PROBLEM TO WORK ON:
Copy out each line that has "Brid" in it.

DATASET CONTENT:
----------------
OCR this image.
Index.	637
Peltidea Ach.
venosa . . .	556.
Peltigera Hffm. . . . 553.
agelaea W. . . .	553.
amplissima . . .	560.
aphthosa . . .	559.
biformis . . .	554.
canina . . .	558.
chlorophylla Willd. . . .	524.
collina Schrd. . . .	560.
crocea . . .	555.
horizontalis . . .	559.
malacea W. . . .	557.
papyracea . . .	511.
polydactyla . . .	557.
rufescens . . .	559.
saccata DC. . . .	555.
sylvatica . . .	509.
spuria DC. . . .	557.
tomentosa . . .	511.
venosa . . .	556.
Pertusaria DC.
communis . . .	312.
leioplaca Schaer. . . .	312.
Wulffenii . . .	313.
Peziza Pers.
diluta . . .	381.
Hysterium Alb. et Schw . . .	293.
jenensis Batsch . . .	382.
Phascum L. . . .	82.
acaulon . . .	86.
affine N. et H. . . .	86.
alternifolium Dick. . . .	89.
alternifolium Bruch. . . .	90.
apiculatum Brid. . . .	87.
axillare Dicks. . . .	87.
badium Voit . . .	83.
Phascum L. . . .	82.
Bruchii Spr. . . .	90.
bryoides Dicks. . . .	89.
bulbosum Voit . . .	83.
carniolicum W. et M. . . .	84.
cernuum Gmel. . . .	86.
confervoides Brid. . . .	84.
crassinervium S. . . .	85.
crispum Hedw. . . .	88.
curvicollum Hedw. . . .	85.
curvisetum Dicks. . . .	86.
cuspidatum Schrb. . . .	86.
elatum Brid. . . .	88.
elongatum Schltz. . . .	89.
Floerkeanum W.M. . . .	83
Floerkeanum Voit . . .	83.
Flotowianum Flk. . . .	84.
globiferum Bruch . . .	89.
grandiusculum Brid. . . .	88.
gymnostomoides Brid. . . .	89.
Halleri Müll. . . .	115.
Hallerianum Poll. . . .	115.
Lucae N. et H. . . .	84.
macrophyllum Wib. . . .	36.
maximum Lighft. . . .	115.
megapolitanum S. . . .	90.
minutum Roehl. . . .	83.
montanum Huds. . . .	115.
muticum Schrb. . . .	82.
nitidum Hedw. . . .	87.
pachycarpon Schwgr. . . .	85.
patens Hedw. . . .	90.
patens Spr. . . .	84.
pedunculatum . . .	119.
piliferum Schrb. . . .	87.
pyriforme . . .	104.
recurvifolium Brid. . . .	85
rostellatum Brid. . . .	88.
----------------
ANSWER TO THIS PROBLEM:
apiculatum Brid. . . .	87.
confervoides Brid. . . .	84.
elatum Brid. . . .	88.
grandiusculum Brid. . . .	88.
gymnostomoides Brid. . . .	89.
recurvifolium Brid. . . .	85
rostellatum Brid. . . .	88.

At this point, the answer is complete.